** Start SOURCE RECORDS **
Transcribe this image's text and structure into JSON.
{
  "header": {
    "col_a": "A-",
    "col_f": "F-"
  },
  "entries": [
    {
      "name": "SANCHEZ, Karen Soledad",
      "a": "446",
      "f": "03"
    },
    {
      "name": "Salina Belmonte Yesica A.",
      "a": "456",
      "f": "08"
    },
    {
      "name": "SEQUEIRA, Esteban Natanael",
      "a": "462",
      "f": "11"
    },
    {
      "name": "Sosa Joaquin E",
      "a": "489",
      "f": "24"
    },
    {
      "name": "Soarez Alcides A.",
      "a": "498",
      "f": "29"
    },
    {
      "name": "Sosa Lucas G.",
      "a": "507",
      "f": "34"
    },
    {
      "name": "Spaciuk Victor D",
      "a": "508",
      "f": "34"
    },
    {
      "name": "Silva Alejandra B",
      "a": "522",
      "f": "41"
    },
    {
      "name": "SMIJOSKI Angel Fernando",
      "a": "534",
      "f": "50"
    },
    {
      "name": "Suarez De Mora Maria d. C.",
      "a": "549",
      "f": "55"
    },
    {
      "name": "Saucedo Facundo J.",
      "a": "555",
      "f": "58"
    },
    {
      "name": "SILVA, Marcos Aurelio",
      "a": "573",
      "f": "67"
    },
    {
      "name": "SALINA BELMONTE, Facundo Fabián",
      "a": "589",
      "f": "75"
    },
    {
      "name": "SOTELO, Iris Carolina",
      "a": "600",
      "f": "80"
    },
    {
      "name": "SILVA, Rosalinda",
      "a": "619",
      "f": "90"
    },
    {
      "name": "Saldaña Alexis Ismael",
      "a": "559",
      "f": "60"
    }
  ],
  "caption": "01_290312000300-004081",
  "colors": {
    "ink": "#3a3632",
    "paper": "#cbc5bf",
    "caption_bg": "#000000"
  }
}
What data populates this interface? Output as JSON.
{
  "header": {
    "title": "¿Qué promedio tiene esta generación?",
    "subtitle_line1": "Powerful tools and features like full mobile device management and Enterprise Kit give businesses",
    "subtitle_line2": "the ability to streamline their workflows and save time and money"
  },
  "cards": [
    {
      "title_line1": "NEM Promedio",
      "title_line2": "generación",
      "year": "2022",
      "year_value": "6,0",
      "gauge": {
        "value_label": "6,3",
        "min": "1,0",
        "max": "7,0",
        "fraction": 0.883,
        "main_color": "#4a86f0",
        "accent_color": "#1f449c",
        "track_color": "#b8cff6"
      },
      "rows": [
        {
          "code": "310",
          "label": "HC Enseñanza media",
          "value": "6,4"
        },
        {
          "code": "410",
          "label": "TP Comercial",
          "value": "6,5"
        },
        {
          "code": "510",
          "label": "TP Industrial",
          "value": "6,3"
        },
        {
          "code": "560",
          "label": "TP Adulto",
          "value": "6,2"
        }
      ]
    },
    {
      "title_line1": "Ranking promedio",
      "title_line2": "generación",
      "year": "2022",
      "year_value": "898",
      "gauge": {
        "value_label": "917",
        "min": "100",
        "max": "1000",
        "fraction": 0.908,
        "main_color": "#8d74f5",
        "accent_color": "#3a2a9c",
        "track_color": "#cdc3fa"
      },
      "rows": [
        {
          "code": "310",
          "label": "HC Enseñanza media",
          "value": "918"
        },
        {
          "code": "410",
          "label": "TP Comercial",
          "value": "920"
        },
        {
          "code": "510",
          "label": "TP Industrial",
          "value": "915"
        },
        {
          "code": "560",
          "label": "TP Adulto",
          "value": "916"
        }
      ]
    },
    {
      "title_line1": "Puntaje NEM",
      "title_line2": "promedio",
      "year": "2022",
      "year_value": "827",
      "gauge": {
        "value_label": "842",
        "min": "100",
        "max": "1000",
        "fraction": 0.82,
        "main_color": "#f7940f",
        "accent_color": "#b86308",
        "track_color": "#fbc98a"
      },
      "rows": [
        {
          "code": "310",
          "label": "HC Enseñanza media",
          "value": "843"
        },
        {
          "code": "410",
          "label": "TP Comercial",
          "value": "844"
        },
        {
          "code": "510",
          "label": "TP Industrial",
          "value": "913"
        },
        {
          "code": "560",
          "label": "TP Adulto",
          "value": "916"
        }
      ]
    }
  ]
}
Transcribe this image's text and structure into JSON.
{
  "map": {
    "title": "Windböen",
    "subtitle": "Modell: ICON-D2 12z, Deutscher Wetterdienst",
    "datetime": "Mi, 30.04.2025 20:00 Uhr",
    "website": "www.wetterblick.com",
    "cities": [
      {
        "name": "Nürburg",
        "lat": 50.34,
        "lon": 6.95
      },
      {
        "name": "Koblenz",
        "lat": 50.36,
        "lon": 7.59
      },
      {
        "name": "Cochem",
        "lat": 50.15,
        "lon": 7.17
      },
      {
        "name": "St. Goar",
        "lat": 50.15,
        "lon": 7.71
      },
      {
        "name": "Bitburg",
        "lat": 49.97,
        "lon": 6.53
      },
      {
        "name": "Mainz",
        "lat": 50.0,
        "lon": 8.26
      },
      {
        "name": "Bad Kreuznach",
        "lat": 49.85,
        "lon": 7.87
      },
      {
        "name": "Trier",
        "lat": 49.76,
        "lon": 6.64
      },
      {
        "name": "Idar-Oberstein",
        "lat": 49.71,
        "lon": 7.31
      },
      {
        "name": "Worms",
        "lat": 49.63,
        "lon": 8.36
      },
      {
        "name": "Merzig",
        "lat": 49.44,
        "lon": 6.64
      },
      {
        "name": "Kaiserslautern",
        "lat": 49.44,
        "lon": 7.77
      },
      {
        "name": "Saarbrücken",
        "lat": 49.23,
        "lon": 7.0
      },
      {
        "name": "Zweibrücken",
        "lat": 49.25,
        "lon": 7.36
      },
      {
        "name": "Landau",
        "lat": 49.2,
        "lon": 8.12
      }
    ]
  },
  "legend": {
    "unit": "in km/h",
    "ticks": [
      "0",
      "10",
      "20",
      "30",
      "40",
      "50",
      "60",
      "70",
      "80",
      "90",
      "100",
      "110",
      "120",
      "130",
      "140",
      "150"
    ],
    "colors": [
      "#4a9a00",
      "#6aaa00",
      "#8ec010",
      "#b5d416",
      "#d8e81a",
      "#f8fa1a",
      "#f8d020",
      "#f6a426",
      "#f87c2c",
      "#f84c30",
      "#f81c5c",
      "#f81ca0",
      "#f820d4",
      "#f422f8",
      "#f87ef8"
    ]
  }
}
** End SOURCE RECORDS **
EXERCISE TASK>
Reproduce each entry word for word.

THE REPLY>
Transcribe this image's text and structure into JSON.
{
  "header": {
    "col_a": "A-",
    "col_f": "F-"
  },
  "entries": [
    {
      "name": "SANCHEZ, Karen Soledad",
      "a": "446",
      "f": "03"
    },
    {
      "name": "Salina Belmonte Yesica A.",
      "a": "456",
      "f": "08"
    },
    {
      "name": "SEQUEIRA, Esteban Natanael",
      "a": "462",
      "f": "11"
    },
    {
      "name": "Sosa Joaquin E",
      "a": "489",
      "f": "24"
    },
    {
      "name": "Soarez Alcides A.",
      "a": "498",
      "f": "29"
    },
    {
      "name": "Sosa Lucas G.",
      "a": "507",
      "f": "34"
    },
    {
      "name": "Spaciuk Victor D",
      "a": "508",
      "f": "34"
    },
    {
      "name": "Silva Alejandra B",
      "a": "522",
      "f": "41"
    },
    {
      "name": "SMIJOSKI Angel Fernando",
      "a": "534",
      "f": "50"
    },
    {
      "name": "Suarez De Mora Maria d. C.",
      "a": "549",
      "f": "55"
    },
    {
      "name": "Saucedo Facundo J.",
      "a": "555",
      "f": "58"
    },
    {
      "name": "SILVA, Marcos Aurelio",
      "a": "573",
      "f": "67"
    },
    {
      "name": "SALINA BELMONTE, Facundo Fabián",
      "a": "589",
      "f": "75"
    },
    {
      "name": "SOTELO, Iris Carolina",
      "a": "600",
      "f": "80"
    },
    {
      "name": "SILVA, Rosalinda",
      "a": "619",
      "f": "90"
    },
    {
      "name": "Saldaña Alexis Ismael",
      "a": "559",
      "f": "60"
    }
  ],
  "caption": "01_290312000300-004081",
  "colors": {
    "ink": "#3a3632",
    "paper": "#cbc5bf",
    "caption_bg": "#000000"
  }
}
What data populates this interface? Output as JSON.
{
  "header": {
    "title": "¿Qué promedio tiene esta generación?",
    "subtitle_line1": "Powerful tools and features like full mobile device management and Enterprise Kit give businesses",
    "subtitle_line2": "the ability to streamline their workflows and save time and money"
  },
  "cards": [
    {
      "title_line1": "NEM Promedio",
      "title_line2": "generación",
      "year": "2022",
      "year_value": "6,0",
      "gauge": {
        "value_label": "6,3",
        "min": "1,0",
        "max": "7,0",
        "fraction": 0.883,
        "main_color": "#4a86f0",
        "accent_color": "#1f449c",
        "track_color": "#b8cff6"
      },
      "rows": [
        {
          "code": "310",
          "label": "HC Enseñanza media",
          "value": "6,4"
        },
        {
          "code": "410",
          "label": "TP Comercial",
          "value": "6,5"
        },
        {
          "code": "510",
          "label": "TP Industrial",
          "value": "6,3"
        },
        {
          "code": "560",
          "label": "TP Adulto",
          "value": "6,2"
        }
      ]
    },
    {
      "title_line1": "Ranking promedio",
      "title_line2": "generación",
      "year": "2022",
      "year_value": "898",
      "gauge": {
        "value_label": "917",
        "min": "100",
        "max": "1000",
        "fraction": 0.908,
        "main_color": "#8d74f5",
        "accent_color": "#3a2a9c",
        "track_color": "#cdc3fa"
      },
      "rows": [
        {
          "code": "310",
          "label": "HC Enseñanza media",
          "value": "918"
        },
        {
          "code": "410",
          "label": "TP Comercial",
          "value": "920"
        },
        {
          "code": "510",
          "label": "TP Industrial",
          "value": "915"
        },
        {
          "code": "560",
          "label": "TP Adulto",
          "value": "916"
        }
      ]
    },
    {
      "title_line1": "Puntaje NEM",
      "title_line2": "promedio",
      "year": "2022",
      "year_value": "827",
      "gauge": {
        "value_label": "842",
        "min": "100",
        "max": "1000",
        "fraction": 0.82,
        "main_color": "#f7940f",
        "accent_color": "#b86308",
        "track_color": "#fbc98a"
      },
      "rows": [
        {
          "code": "310",
          "label": "HC Enseñanza media",
          "value": "843"
        },
        {
          "code": "410",
          "label": "TP Comercial",
          "value": "844"
        },
        {
          "code": "510",
          "label": "TP Industrial",
          "value": "913"
        },
        {
          "code": "560",
          "label": "TP Adulto",
          "value": "916"
        }
      ]
    }
  ]
}
Transcribe this image's text and structure into JSON.
{
  "map": {
    "title": "Windböen",
    "subtitle": "Modell: ICON-D2 12z, Deutscher Wetterdienst",
    "datetime": "Mi, 30.04.2025 20:00 Uhr",
    "website": "www.wetterblick.com",
    "cities": [
      {
        "name": "Nürburg",
        "lat": 50.34,
        "lon": 6.95
      },
      {
        "name": "Koblenz",
        "lat": 50.36,
        "lon": 7.59
      },
      {
        "name": "Cochem",
        "lat": 50.15,
        "lon": 7.17
      },
      {
        "name": "St. Goar",
        "lat": 50.15,
        "lon": 7.71
      },
      {
        "name": "Bitburg",
        "lat": 49.97,
        "lon": 6.53
      },
      {
        "name": "Mainz",
        "lat": 50.0,
        "lon": 8.26
      },
      {
        "name": "Bad Kreuznach",
        "lat": 49.85,
        "lon": 7.87
      },
      {
        "name": "Trier",
        "lat": 49.76,
        "lon": 6.64
      },
      {
        "name": "Idar-Oberstein",
        "lat": 49.71,
        "lon": 7.31
      },
      {
        "name": "Worms",
        "lat": 49.63,
        "lon": 8.36
      },
      {
        "name": "Merzig",
        "lat": 49.44,
        "lon": 6.64
      },
      {
        "name": "Kaiserslautern",
        "lat": 49.44,
        "lon": 7.77
      },
      {
        "name": "Saarbrücken",
        "lat": 49.23,
        "lon": 7.0
      },
      {
        "name": "Zweibrücken",
        "lat": 49.25,
        "lon": 7.36
      },
      {
        "name": "Landau",
        "lat": 49.2,
        "lon": 8.12
      }
    ]
  },
  "legend": {
    "unit": "in km/h",
    "ticks": [
      "0",
      "10",
      "20",
      "30",
      "40",
      "50",
      "60",
      "70",
      "80",
      "90",
      "100",
      "110",
      "120",
      "130",
      "140",
      "150"
    ],
    "colors": [
      "#4a9a00",
      "#6aaa00",
      "#8ec010",
      "#b5d416",
      "#d8e81a",
      "#f8fa1a",
      "#f8d020",
      "#f6a426",
      "#f87c2c",
      "#f84c30",
      "#f81c5c",
      "#f81ca0",
      "#f820d4",
      "#f422f8",
      "#f87ef8"
    ]
  }
}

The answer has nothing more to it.